_Your instructions_. Exactly repeat the material, dropping every picture from the copy.
########
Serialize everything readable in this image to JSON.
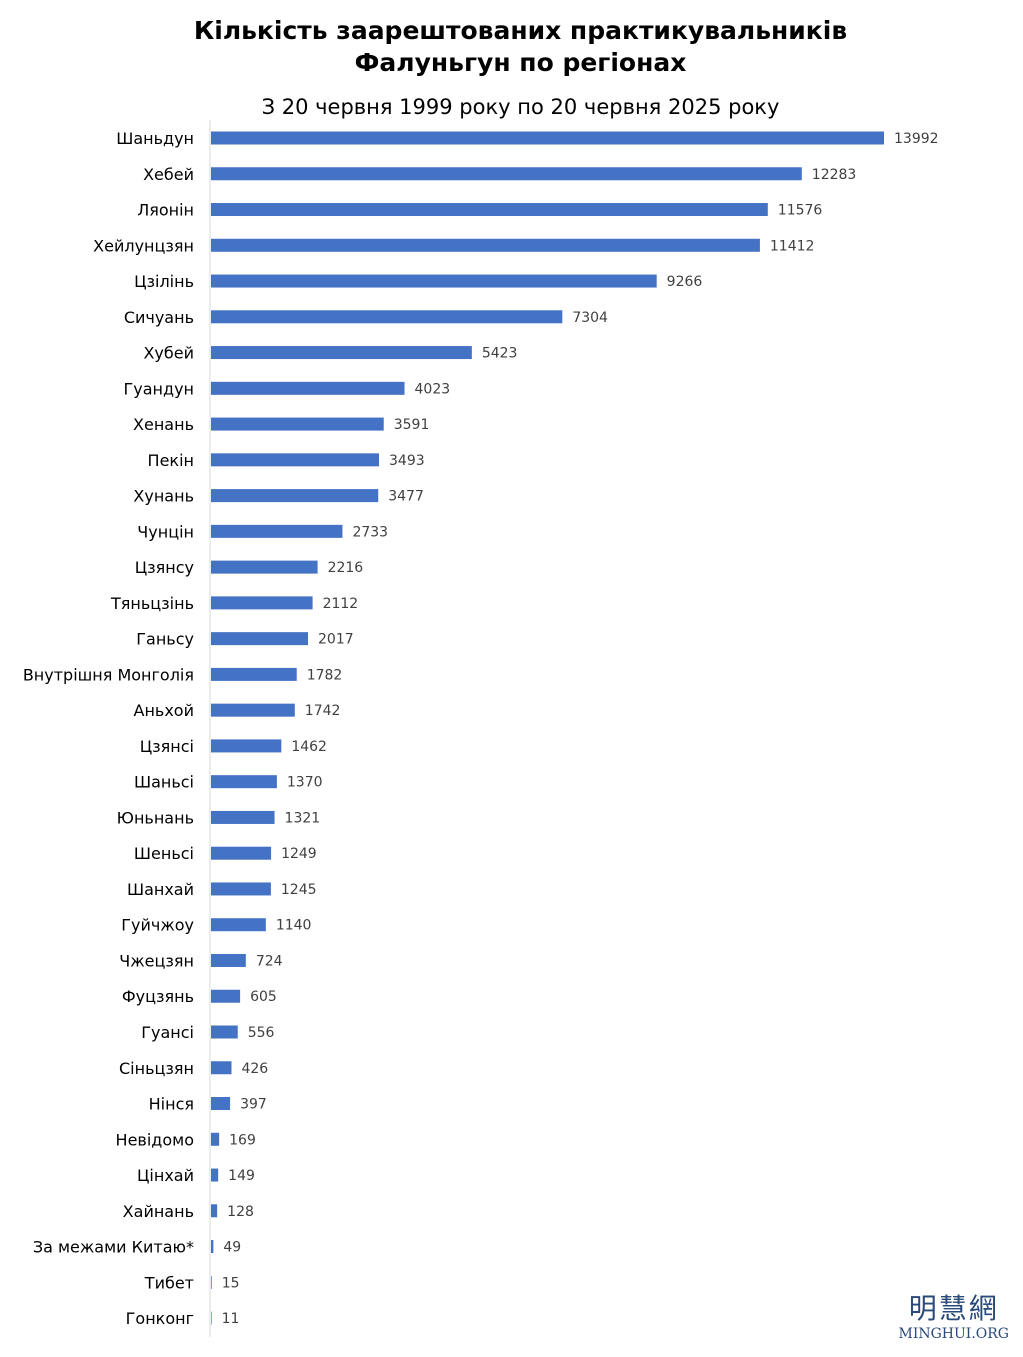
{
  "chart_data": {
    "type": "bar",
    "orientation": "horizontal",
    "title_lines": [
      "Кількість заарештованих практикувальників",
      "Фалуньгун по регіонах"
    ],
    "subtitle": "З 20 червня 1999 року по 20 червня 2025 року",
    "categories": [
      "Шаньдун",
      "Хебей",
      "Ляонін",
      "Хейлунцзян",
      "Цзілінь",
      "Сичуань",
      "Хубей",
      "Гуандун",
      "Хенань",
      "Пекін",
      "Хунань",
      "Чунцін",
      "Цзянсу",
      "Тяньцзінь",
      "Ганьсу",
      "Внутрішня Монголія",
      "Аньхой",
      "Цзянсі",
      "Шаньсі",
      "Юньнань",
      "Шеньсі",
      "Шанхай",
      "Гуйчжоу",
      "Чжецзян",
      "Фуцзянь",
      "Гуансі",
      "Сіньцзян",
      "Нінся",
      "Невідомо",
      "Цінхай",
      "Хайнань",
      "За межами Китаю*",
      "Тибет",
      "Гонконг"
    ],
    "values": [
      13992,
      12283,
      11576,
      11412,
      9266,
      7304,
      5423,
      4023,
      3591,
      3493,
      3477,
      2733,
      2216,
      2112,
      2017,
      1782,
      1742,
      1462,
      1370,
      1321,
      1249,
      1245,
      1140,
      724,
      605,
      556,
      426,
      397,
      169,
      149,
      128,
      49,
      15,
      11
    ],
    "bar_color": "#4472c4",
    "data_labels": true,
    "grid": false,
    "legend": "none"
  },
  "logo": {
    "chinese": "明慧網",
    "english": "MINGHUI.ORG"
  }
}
########
_The response_.
Serialize everything readable in this image to JSON.
{
  "chart_data": {
    "type": "bar",
    "orientation": "horizontal",
    "title_lines": [
      "Кількість заарештованих практикувальників",
      "Фалуньгун по регіонах"
    ],
    "subtitle": "З 20 червня 1999 року по 20 червня 2025 року",
    "categories": [
      "Шаньдун",
      "Хебей",
      "Ляонін",
      "Хейлунцзян",
      "Цзілінь",
      "Сичуань",
      "Хубей",
      "Гуандун",
      "Хенань",
      "Пекін",
      "Хунань",
      "Чунцін",
      "Цзянсу",
      "Тяньцзінь",
      "Ганьсу",
      "Внутрішня Монголія",
      "Аньхой",
      "Цзянсі",
      "Шаньсі",
      "Юньнань",
      "Шеньсі",
      "Шанхай",
      "Гуйчжоу",
      "Чжецзян",
      "Фуцзянь",
      "Гуансі",
      "Сіньцзян",
      "Нінся",
      "Невідомо",
      "Цінхай",
      "Хайнань",
      "За межами Китаю*",
      "Тибет",
      "Гонконг"
    ],
    "values": [
      13992,
      12283,
      11576,
      11412,
      9266,
      7304,
      5423,
      4023,
      3591,
      3493,
      3477,
      2733,
      2216,
      2112,
      2017,
      1782,
      1742,
      1462,
      1370,
      1321,
      1249,
      1245,
      1140,
      724,
      605,
      556,
      426,
      397,
      169,
      149,
      128,
      49,
      15,
      11
    ],
    "bar_color": "#4472c4",
    "data_labels": true,
    "grid": false,
    "legend": "none"
  },
  "logo": {
    "chinese": "明慧網",
    "english": "MINGHUI.ORG"
  }
}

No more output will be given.